== DO THIS ==
Copy every line from the records below that holds the word "selected".

========

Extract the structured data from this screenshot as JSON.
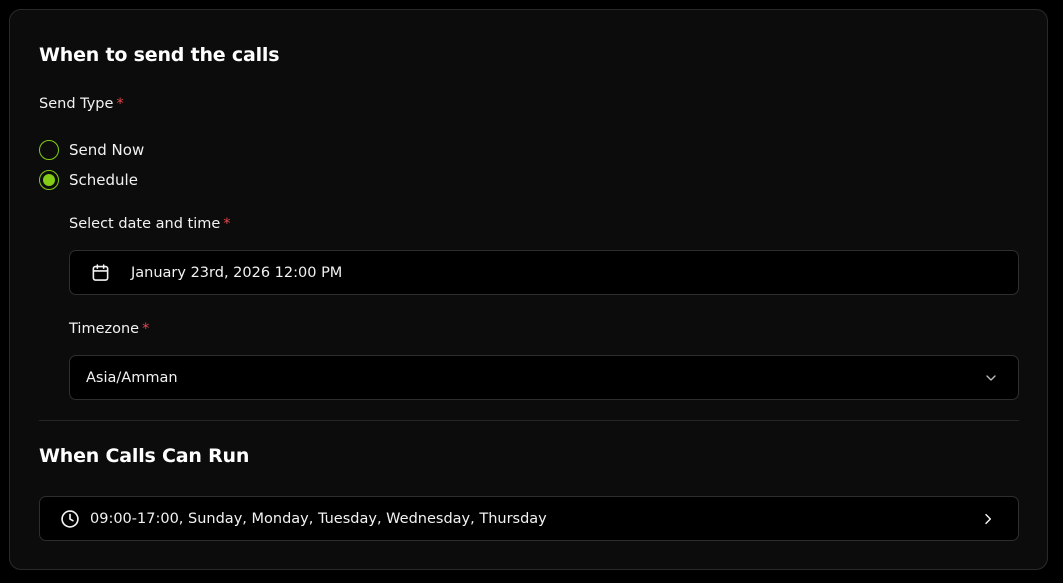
{
  "send_section": {
    "title": "When to send the calls",
    "send_type_label": "Send Type",
    "required_mark": "*",
    "options": [
      {
        "label": "Send Now",
        "selected": false
      },
      {
        "label": "Schedule",
        "selected": true
      }
    ],
    "datetime_label": "Select date and time",
    "datetime_value": "January 23rd, 2026 12:00 PM",
    "timezone_label": "Timezone",
    "timezone_value": "Asia/Amman"
  },
  "run_section": {
    "title": "When Calls Can Run",
    "schedule_summary": "09:00-17:00, Sunday, Monday, Tuesday, Wednesday, Thursday"
  },
  "colors": {
    "accent": "#84cc16",
    "required": "#e5484d",
    "card_background": "#0c0c0c",
    "border": "#2e2e2e"
  },
  "icons": {
    "datetime": "calendar-icon",
    "timezone": "chevron-down-icon",
    "schedule": "clock-icon",
    "schedule_open": "chevron-right-icon"
  }
}
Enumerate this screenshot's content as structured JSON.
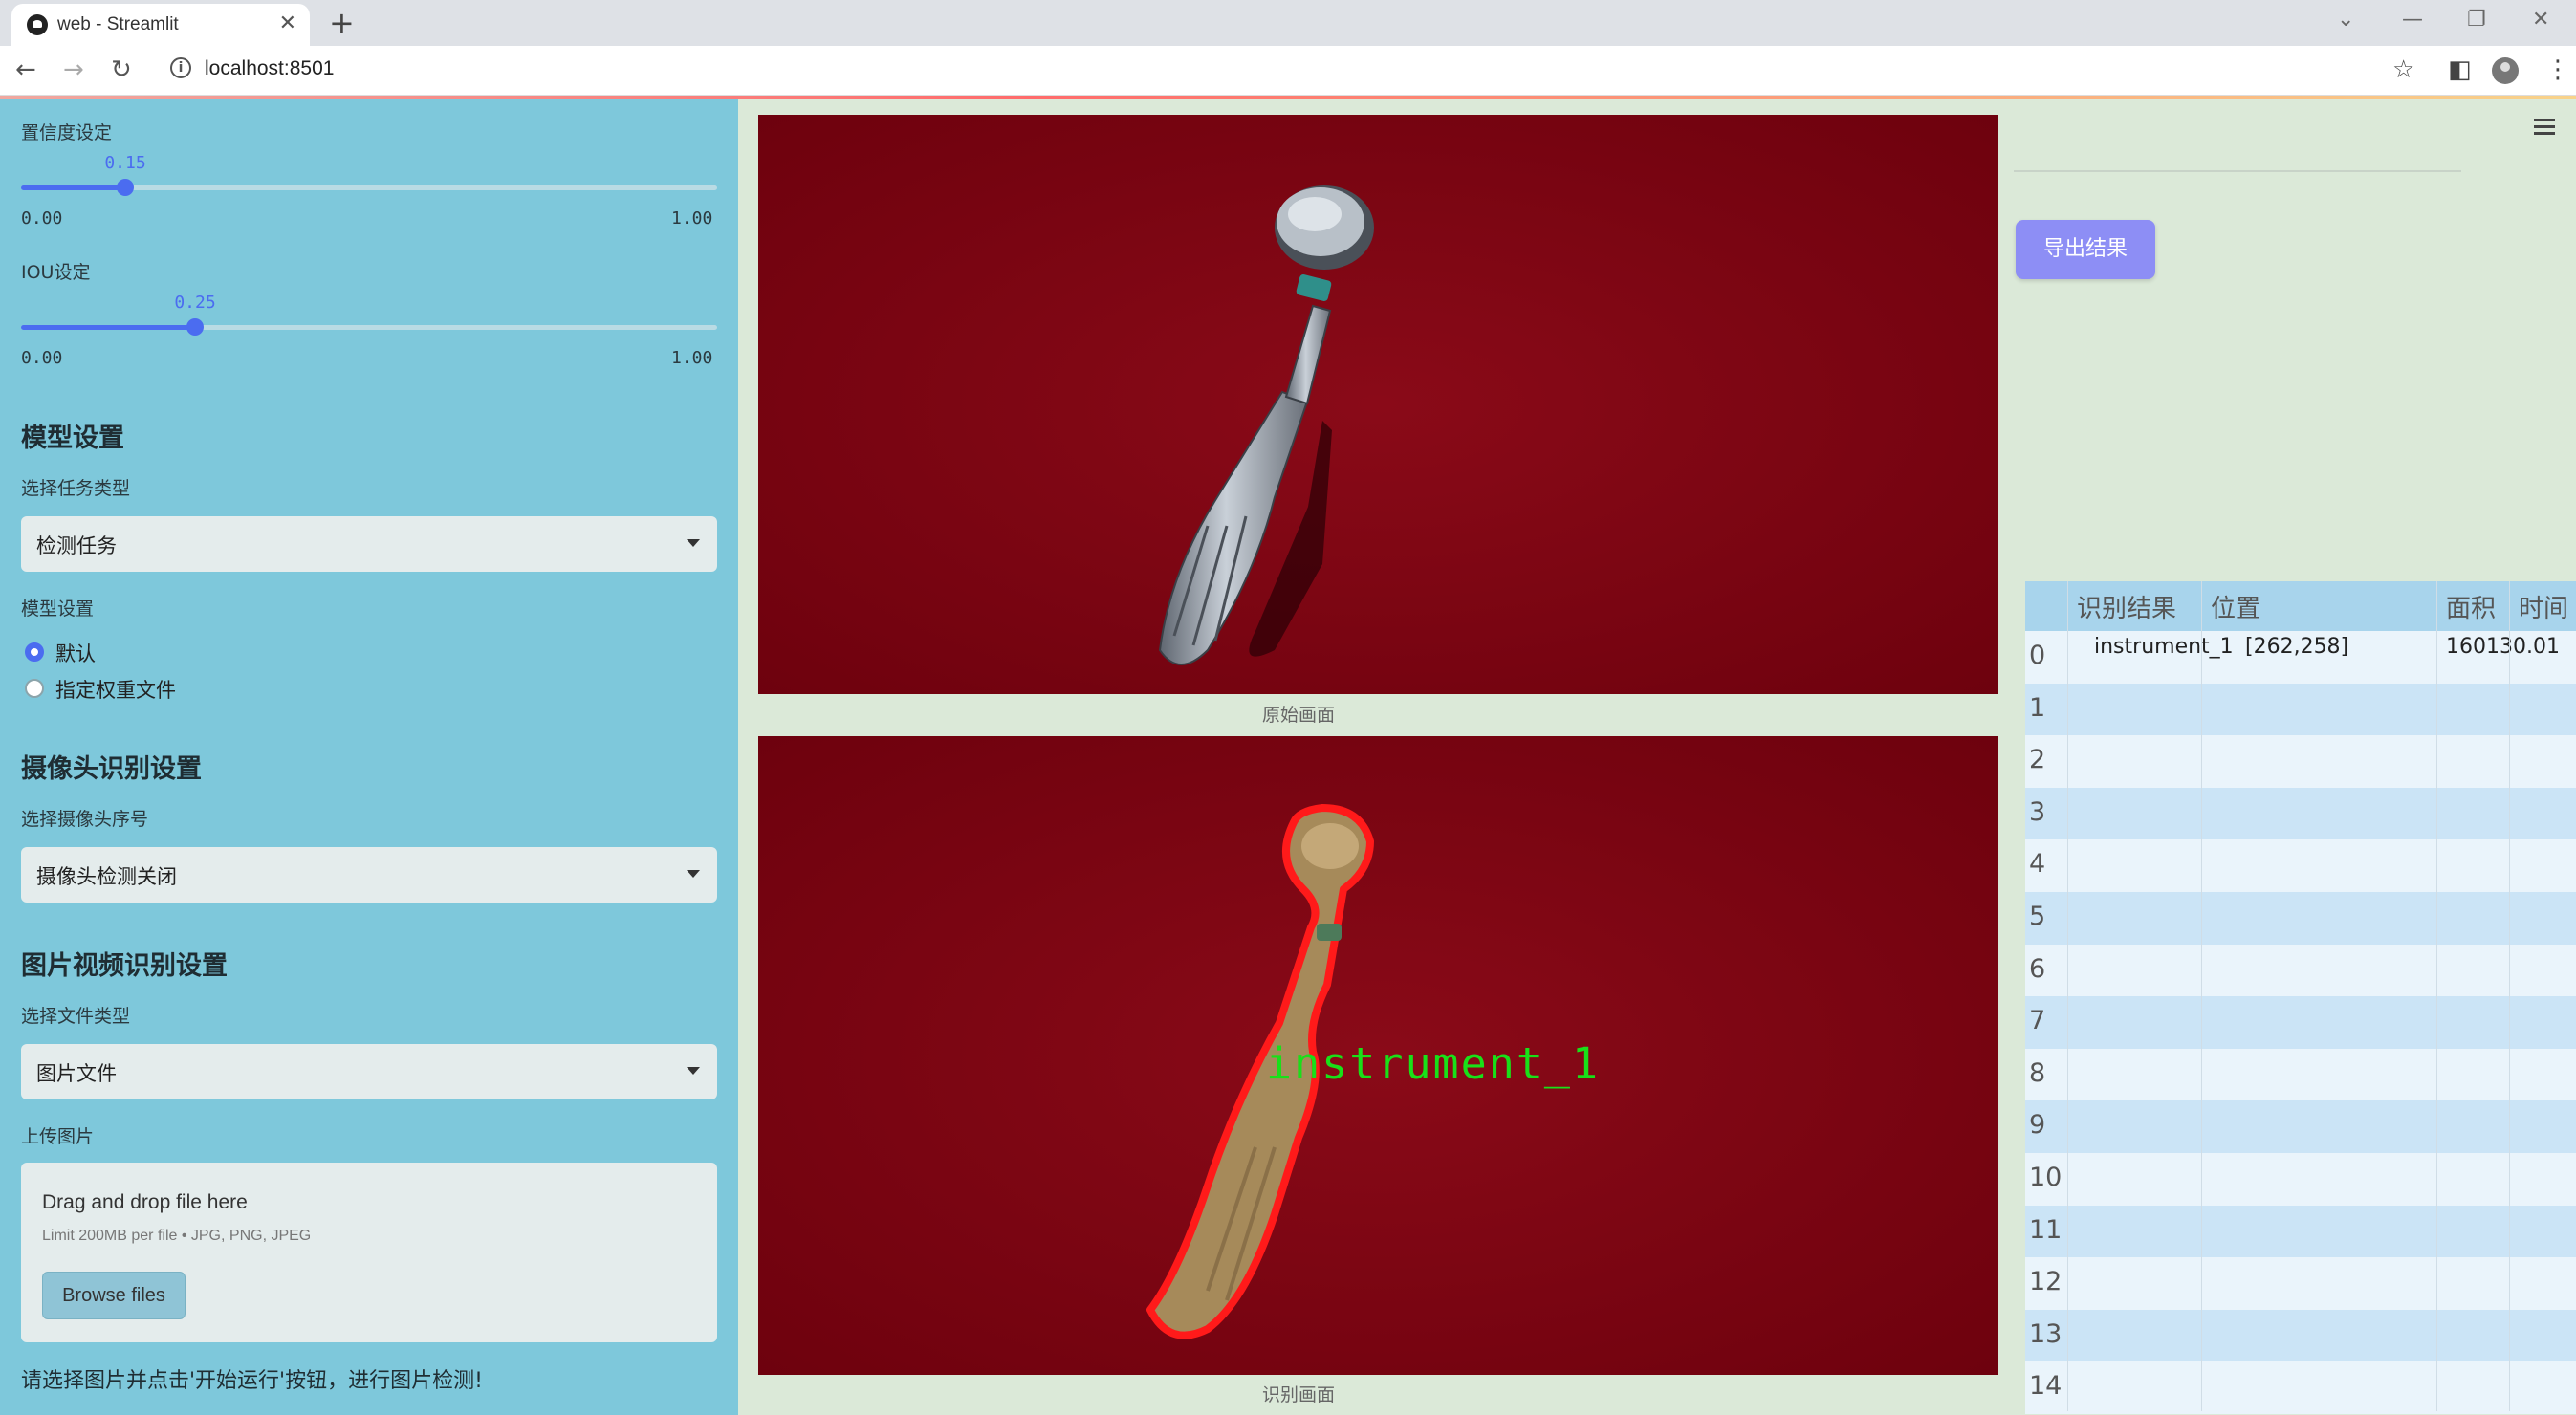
{
  "browser": {
    "tab_title": "web - Streamlit",
    "url": "localhost:8501"
  },
  "sidebar": {
    "confidence": {
      "label": "置信度设定",
      "value": "0.15",
      "value_fraction": 0.15,
      "min": "0.00",
      "max": "1.00"
    },
    "iou": {
      "label": "IOU设定",
      "value": "0.25",
      "value_fraction": 0.25,
      "min": "0.00",
      "max": "1.00"
    },
    "model_section": {
      "heading": "模型设置",
      "task_label": "选择任务类型",
      "task_value": "检测任务",
      "model_label": "模型设置",
      "options": [
        "默认",
        "指定权重文件"
      ],
      "selected": "默认"
    },
    "camera_section": {
      "heading": "摄像头识别设置",
      "camera_label": "选择摄像头序号",
      "camera_value": "摄像头检测关闭"
    },
    "media_section": {
      "heading": "图片视频识别设置",
      "file_type_label": "选择文件类型",
      "file_type_value": "图片文件",
      "upload_label": "上传图片",
      "drop_text": "Drag and drop file here",
      "limit_text": "Limit 200MB per file • JPG, PNG, JPEG",
      "browse_label": "Browse files"
    },
    "hint": "请选择图片并点击'开始运行'按钮，进行图片检测!"
  },
  "main": {
    "original_caption": "原始画面",
    "result_caption": "识别画面",
    "detection_label": "instrument_1"
  },
  "right": {
    "export_label": "导出结果",
    "table": {
      "headers": [
        "",
        "识别结果",
        "位置",
        "面积",
        "时间"
      ],
      "rows": [
        {
          "idx": "0",
          "result": "instrument_1",
          "position": "[262,258]",
          "area": "16013",
          "time": "0.01"
        },
        {
          "idx": "1"
        },
        {
          "idx": "2"
        },
        {
          "idx": "3"
        },
        {
          "idx": "4"
        },
        {
          "idx": "5"
        },
        {
          "idx": "6"
        },
        {
          "idx": "7"
        },
        {
          "idx": "8"
        },
        {
          "idx": "9"
        },
        {
          "idx": "10"
        },
        {
          "idx": "11"
        },
        {
          "idx": "12"
        },
        {
          "idx": "13"
        },
        {
          "idx": "14"
        }
      ]
    }
  },
  "colors": {
    "sidebar_bg": "#7ec8db",
    "slider_accent": "#4b6cf0",
    "image_bg": "#7a0010",
    "detection_green": "#19e019",
    "contour_red": "#ff1a1a",
    "export_button": "#8d8ef5"
  }
}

========

== SOLUTION BELOW ==
        "selected": false
        "selected": true
      "selected": "默认"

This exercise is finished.